Repeat word for word the lines from the one holding "Transcribe this image's" through the end, both ends included, and leave out every picture.
[START OF Record excerpts]
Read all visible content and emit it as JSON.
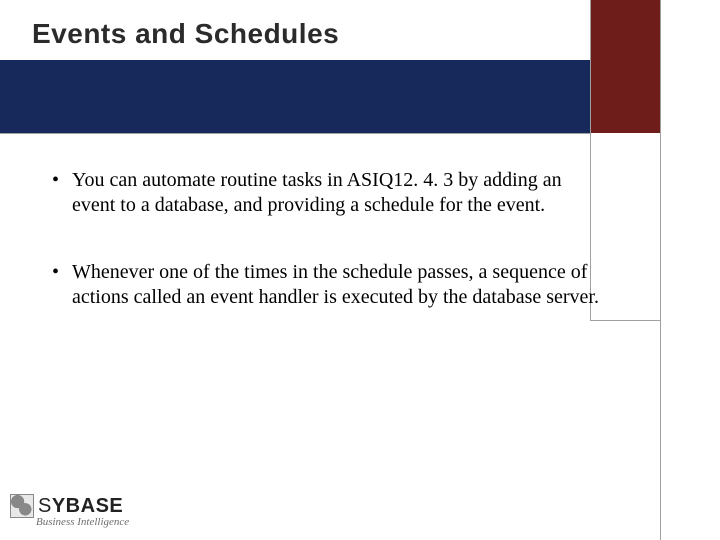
{
  "header": {
    "title": "Events and Schedules"
  },
  "bullets": [
    "You can automate routine tasks in ASIQ12. 4. 3 by adding an event to a database, and providing a schedule for the event.",
    "Whenever one of the times in the schedule passes, a sequence of actions called an event handler is executed by the database server."
  ],
  "logo": {
    "brand_thin": "S",
    "brand_heavy": "YBASE",
    "tagline": "Business Intelligence"
  }
}
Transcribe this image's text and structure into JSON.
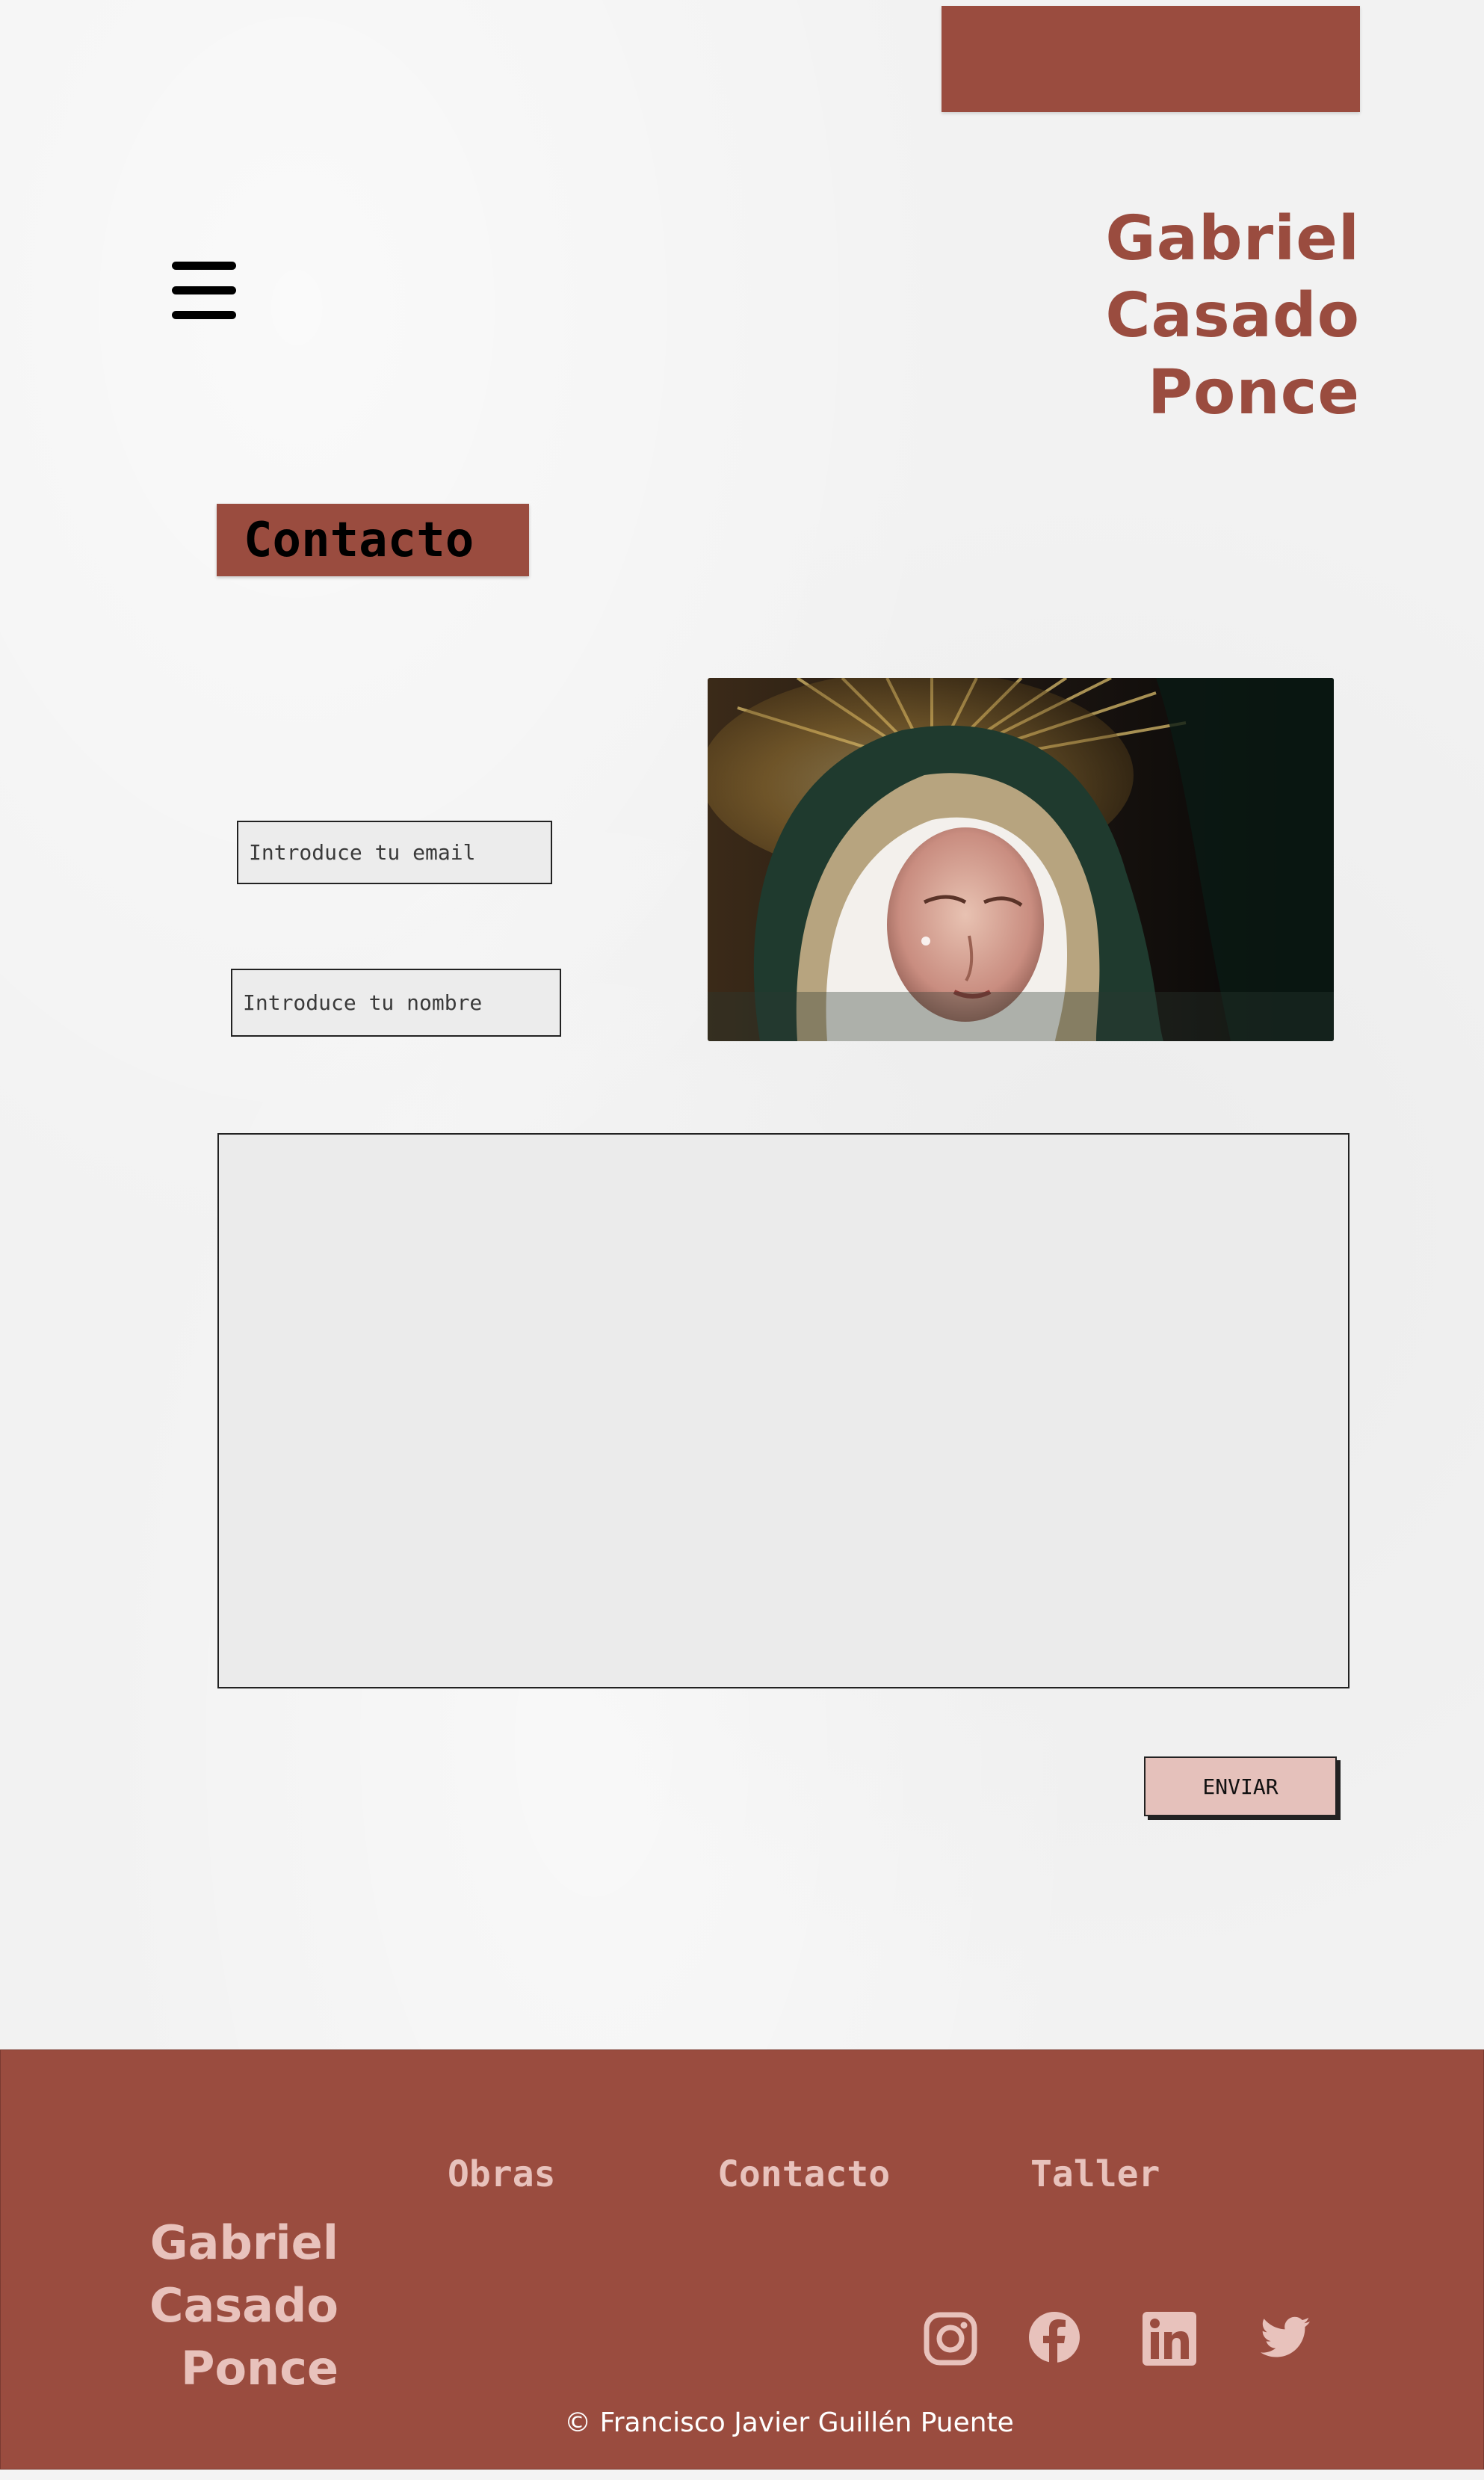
{
  "colors": {
    "brand": "#9a4c3f",
    "brand_light": "#e8c2bc",
    "button_bg": "#e5c1bb",
    "page_bg": "#f2f2f2",
    "field_bg": "#ececec"
  },
  "header": {
    "menu_icon": "hamburger-menu-icon",
    "brand_lines": [
      "Gabriel",
      "Casado",
      "Ponce"
    ]
  },
  "contact": {
    "title": "Contacto",
    "email_placeholder": "Introduce tu email",
    "name_placeholder": "Introduce tu nombre",
    "message_placeholder": "",
    "submit_label": "ENVIAR"
  },
  "footer": {
    "nav": [
      "Obras",
      "Contacto",
      "Taller"
    ],
    "brand_lines": [
      "Gabriel",
      "Casado",
      "Ponce"
    ],
    "social_icons": [
      "instagram-icon",
      "facebook-icon",
      "linkedin-icon",
      "twitter-icon"
    ],
    "copyright": "© Francisco Javier Guillén Puente"
  }
}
[END OF Record excerpts]
* The output
Transcribe this image's text and structure into JSON.
{
  "colors": {
    "brand": "#9a4c3f",
    "brand_light": "#e8c2bc",
    "button_bg": "#e5c1bb",
    "page_bg": "#f2f2f2",
    "field_bg": "#ececec"
  },
  "header": {
    "menu_icon": "hamburger-menu-icon",
    "brand_lines": [
      "Gabriel",
      "Casado",
      "Ponce"
    ]
  },
  "contact": {
    "title": "Contacto",
    "email_placeholder": "Introduce tu email",
    "name_placeholder": "Introduce tu nombre",
    "message_placeholder": "",
    "submit_label": "ENVIAR"
  },
  "footer": {
    "nav": [
      "Obras",
      "Contacto",
      "Taller"
    ],
    "brand_lines": [
      "Gabriel",
      "Casado",
      "Ponce"
    ],
    "social_icons": [
      "instagram-icon",
      "facebook-icon",
      "linkedin-icon",
      "twitter-icon"
    ],
    "copyright": "© Francisco Javier Guillén Puente"
  }
}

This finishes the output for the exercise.